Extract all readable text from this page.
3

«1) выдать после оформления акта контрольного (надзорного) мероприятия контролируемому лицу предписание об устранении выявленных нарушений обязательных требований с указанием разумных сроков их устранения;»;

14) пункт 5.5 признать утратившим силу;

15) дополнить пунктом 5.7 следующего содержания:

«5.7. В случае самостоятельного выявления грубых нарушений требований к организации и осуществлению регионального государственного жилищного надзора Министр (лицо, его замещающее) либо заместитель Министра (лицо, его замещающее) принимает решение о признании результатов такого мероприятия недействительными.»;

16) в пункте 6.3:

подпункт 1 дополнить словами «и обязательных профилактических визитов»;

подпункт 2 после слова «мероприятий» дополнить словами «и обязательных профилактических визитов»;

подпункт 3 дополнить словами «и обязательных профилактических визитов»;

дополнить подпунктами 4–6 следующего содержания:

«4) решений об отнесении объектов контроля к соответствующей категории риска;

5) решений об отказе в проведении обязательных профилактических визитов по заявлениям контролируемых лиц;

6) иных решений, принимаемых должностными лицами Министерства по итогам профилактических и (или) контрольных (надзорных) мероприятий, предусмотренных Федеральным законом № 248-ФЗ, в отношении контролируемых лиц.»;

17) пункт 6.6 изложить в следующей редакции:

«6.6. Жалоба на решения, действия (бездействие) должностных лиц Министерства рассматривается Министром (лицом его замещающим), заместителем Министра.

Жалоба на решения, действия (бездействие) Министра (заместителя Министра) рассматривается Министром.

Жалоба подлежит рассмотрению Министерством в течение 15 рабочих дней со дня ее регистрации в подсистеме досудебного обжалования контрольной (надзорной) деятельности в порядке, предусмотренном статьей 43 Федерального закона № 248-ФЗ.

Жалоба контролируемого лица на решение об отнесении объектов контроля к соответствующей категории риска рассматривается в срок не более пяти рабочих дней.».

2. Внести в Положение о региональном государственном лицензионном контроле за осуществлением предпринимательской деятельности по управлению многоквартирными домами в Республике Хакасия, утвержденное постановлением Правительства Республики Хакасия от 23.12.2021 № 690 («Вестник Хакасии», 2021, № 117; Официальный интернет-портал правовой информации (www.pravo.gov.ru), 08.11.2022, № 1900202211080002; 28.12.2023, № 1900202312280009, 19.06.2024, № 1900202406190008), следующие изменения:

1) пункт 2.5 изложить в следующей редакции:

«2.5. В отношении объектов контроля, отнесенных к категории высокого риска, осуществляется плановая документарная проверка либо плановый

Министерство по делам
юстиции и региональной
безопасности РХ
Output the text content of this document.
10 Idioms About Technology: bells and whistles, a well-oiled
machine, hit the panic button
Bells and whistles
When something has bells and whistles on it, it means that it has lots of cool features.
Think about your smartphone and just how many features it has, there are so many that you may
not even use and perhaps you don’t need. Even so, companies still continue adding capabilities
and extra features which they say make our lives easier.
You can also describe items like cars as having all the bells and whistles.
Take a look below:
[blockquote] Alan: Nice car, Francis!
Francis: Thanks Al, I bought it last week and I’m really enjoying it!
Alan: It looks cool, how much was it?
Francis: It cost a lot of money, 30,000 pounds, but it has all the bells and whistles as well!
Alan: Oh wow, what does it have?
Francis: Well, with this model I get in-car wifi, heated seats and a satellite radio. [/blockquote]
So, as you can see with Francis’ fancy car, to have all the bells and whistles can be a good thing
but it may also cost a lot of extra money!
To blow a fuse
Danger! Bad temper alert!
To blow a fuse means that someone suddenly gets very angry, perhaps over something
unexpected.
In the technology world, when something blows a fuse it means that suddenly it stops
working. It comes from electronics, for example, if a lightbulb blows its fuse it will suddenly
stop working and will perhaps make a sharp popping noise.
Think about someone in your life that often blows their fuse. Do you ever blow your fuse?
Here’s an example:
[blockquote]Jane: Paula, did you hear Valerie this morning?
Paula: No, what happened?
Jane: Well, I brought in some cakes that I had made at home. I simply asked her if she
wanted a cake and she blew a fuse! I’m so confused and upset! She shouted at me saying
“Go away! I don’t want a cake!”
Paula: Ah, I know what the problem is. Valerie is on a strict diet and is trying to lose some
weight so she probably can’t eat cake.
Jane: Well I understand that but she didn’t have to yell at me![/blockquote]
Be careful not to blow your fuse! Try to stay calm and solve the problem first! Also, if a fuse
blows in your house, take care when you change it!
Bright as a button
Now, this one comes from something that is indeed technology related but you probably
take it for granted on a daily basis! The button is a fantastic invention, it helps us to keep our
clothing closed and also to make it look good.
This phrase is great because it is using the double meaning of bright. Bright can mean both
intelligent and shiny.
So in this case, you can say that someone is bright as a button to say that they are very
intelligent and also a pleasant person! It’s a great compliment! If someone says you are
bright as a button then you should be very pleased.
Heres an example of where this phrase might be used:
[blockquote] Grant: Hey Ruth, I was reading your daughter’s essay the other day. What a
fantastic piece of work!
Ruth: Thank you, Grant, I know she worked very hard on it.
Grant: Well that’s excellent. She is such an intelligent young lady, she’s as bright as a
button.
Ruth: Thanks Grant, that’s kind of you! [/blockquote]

********

BRIEF.
Provide all the records again, word for word.

OUTPUT FOR THIS EXERCISE.
Extract all readable text from this page.
3

«1) выдать после оформления акта контрольного (надзорного) мероприятия контролируемому лицу предписание об устранении выявленных нарушений обязательных требований с указанием разумных сроков их устранения;»;

14) пункт 5.5 признать утратившим силу;

15) дополнить пунктом 5.7 следующего содержания:

«5.7. В случае самостоятельного выявления грубых нарушений требований к организации и осуществлению регионального государственного жилищного надзора Министр (лицо, его замещающее) либо заместитель Министра (лицо, его замещающее) принимает решение о признании результатов такого мероприятия недействительными.»;

16) в пункте 6.3:

подпункт 1 дополнить словами «и обязательных профилактических визитов»;

подпункт 2 после слова «мероприятий» дополнить словами «и обязательных профилактических визитов»;

подпункт 3 дополнить словами «и обязательных профилактических визитов»;

дополнить подпунктами 4–6 следующего содержания:

«4) решений об отнесении объектов контроля к соответствующей категории риска;

5) решений об отказе в проведении обязательных профилактических визитов по заявлениям контролируемых лиц;

6) иных решений, принимаемых должностными лицами Министерства по итогам профилактических и (или) контрольных (надзорных) мероприятий, предусмотренных Федеральным законом № 248-ФЗ, в отношении контролируемых лиц.»;

17) пункт 6.6 изложить в следующей редакции:

«6.6. Жалоба на решения, действия (бездействие) должностных лиц Министерства рассматривается Министром (лицом его замещающим), заместителем Министра.

Жалоба на решения, действия (бездействие) Министра (заместителя Министра) рассматривается Министром.

Жалоба подлежит рассмотрению Министерством в течение 15 рабочих дней со дня ее регистрации в подсистеме досудебного обжалования контрольной (надзорной) деятельности в порядке, предусмотренном статьей 43 Федерального закона № 248-ФЗ.

Жалоба контролируемого лица на решение об отнесении объектов контроля к соответствующей категории риска рассматривается в срок не более пяти рабочих дней.».

2. Внести в Положение о региональном государственном лицензионном контроле за осуществлением предпринимательской деятельности по управлению многоквартирными домами в Республике Хакасия, утвержденное постановлением Правительства Республики Хакасия от 23.12.2021 № 690 («Вестник Хакасии», 2021, № 117; Официальный интернет-портал правовой информации (www.pravo.gov.ru), 08.11.2022, № 1900202211080002; 28.12.2023, № 1900202312280009, 19.06.2024, № 1900202406190008), следующие изменения:

1) пункт 2.5 изложить в следующей редакции:

«2.5. В отношении объектов контроля, отнесенных к категории высокого риска, осуществляется плановая документарная проверка либо плановый

Министерство по делам
юстиции и региональной
безопасности РХ
Output the text content of this document.
10 Idioms About Technology: bells and whistles, a well-oiled
machine, hit the panic button
Bells and whistles
When something has bells and whistles on it, it means that it has lots of cool features.
Think about your smartphone and just how many features it has, there are so many that you may
not even use and perhaps you don’t need. Even so, companies still continue adding capabilities
and extra features which they say make our lives easier.
You can also describe items like cars as having all the bells and whistles.
Take a look below:
[blockquote] Alan: Nice car, Francis!
Francis: Thanks Al, I bought it last week and I’m really enjoying it!
Alan: It looks cool, how much was it?
Francis: It cost a lot of money, 30,000 pounds, but it has all the bells and whistles as well!
Alan: Oh wow, what does it have?
Francis: Well, with this model I get in-car wifi, heated seats and a satellite radio. [/blockquote]
So, as you can see with Francis’ fancy car, to have all the bells and whistles can be a good thing
but it may also cost a lot of extra money!
To blow a fuse
Danger! Bad temper alert!
To blow a fuse means that someone suddenly gets very angry, perhaps over something
unexpected.
In the technology world, when something blows a fuse it means that suddenly it stops
working. It comes from electronics, for example, if a lightbulb blows its fuse it will suddenly
stop working and will perhaps make a sharp popping noise.
Think about someone in your life that often blows their fuse. Do you ever blow your fuse?
Here’s an example:
[blockquote]Jane: Paula, did you hear Valerie this morning?
Paula: No, what happened?
Jane: Well, I brought in some cakes that I had made at home. I simply asked her if she
wanted a cake and she blew a fuse! I’m so confused and upset! She shouted at me saying
“Go away! I don’t want a cake!”
Paula: Ah, I know what the problem is. Valerie is on a strict diet and is trying to lose some
weight so she probably can’t eat cake.
Jane: Well I understand that but she didn’t have to yell at me![/blockquote]
Be careful not to blow your fuse! Try to stay calm and solve the problem first! Also, if a fuse
blows in your house, take care when you change it!
Bright as a button
Now, this one comes from something that is indeed technology related but you probably
take it for granted on a daily basis! The button is a fantastic invention, it helps us to keep our
clothing closed and also to make it look good.
This phrase is great because it is using the double meaning of bright. Bright can mean both
intelligent and shiny.
So in this case, you can say that someone is bright as a button to say that they are very
intelligent and also a pleasant person! It’s a great compliment! If someone says you are
bright as a button then you should be very pleased.
Heres an example of where this phrase might be used:
[blockquote] Grant: Hey Ruth, I was reading your daughter’s essay the other day. What a
fantastic piece of work!
Ruth: Thank you, Grant, I know she worked very hard on it.
Grant: Well that’s excellent. She is such an intelligent young lady, she’s as bright as a
button.
Ruth: Thanks Grant, that’s kind of you! [/blockquote]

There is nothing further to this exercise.